What you are asked to do: In the entries below, identify every line with the string "психологии" and copy it.

Dataset excerpts:
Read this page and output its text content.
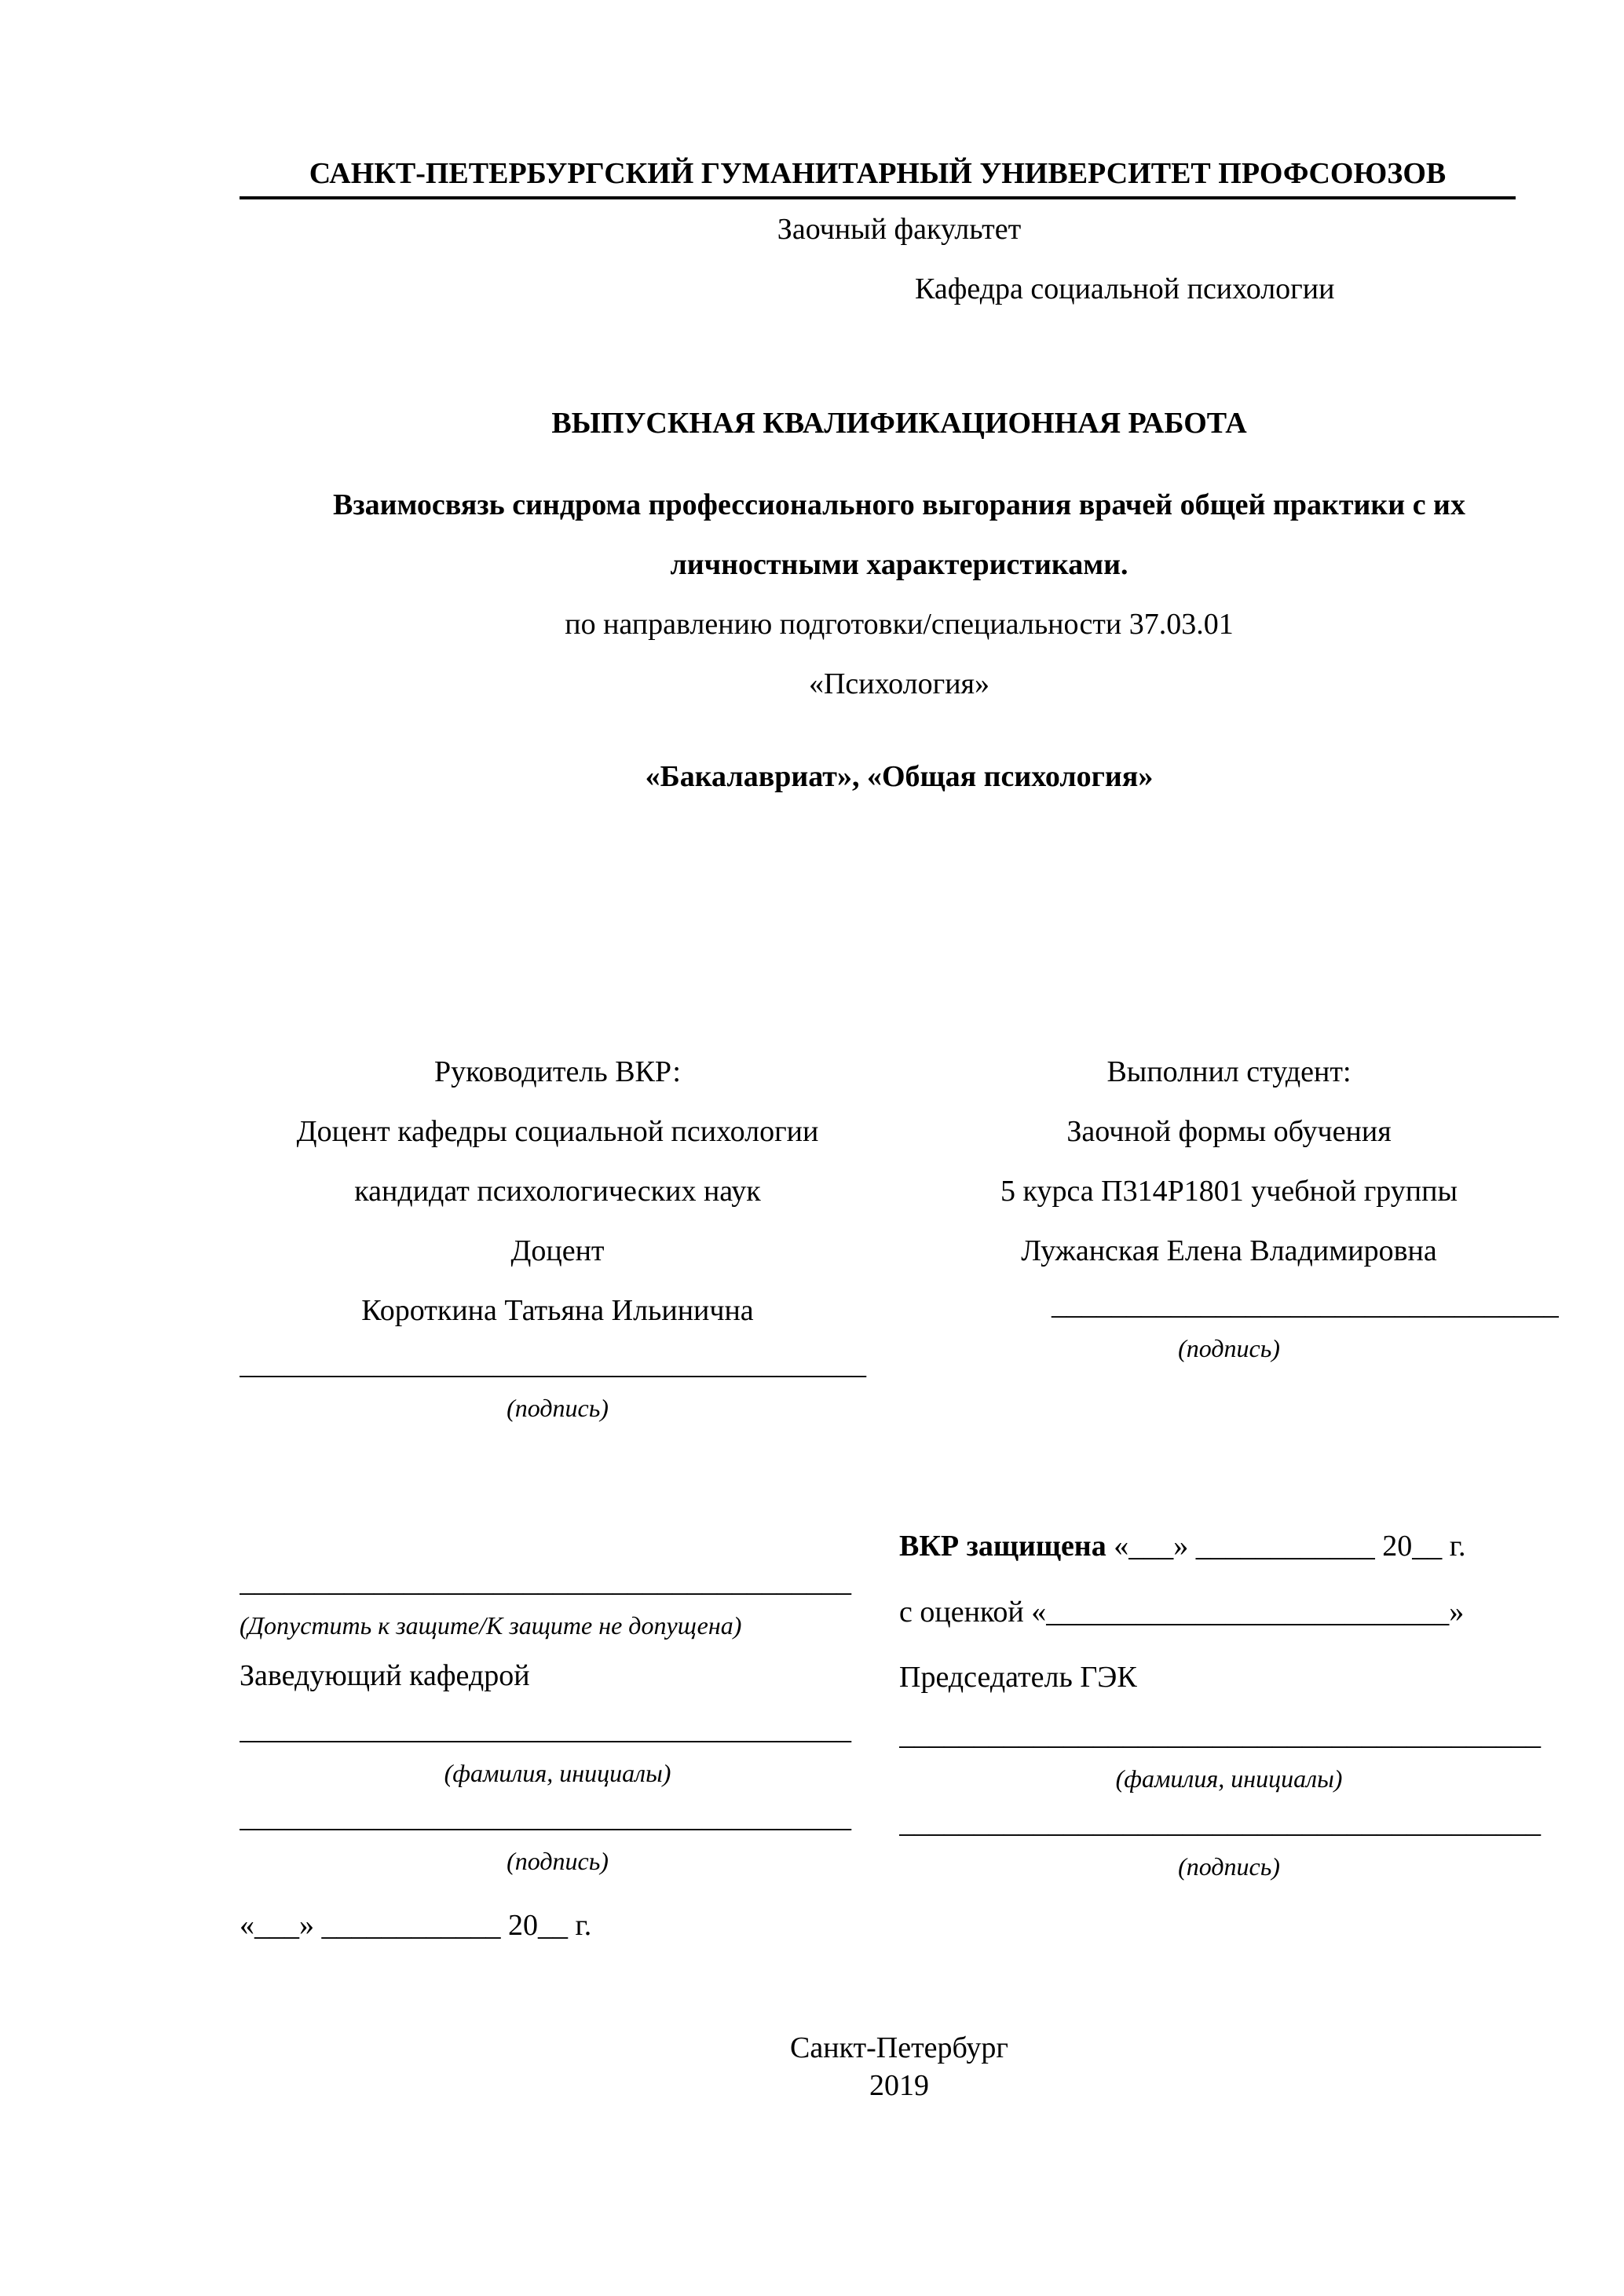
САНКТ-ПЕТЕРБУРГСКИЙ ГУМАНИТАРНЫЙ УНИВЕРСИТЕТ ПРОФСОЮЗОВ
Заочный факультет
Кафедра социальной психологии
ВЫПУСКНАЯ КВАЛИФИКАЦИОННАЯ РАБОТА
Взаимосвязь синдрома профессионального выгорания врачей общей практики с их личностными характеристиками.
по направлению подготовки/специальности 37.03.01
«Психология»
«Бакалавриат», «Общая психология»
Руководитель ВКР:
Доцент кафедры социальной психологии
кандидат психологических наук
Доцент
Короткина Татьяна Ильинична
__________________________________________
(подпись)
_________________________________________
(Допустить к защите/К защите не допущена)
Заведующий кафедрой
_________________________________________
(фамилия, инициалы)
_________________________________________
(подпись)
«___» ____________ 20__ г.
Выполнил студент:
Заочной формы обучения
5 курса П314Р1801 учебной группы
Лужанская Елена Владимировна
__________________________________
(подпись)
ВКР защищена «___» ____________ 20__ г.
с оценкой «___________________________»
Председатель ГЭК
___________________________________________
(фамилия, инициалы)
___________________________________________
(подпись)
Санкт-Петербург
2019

Correct response:
Кафедра социальной психологии
Доцент кафедры социальной психологии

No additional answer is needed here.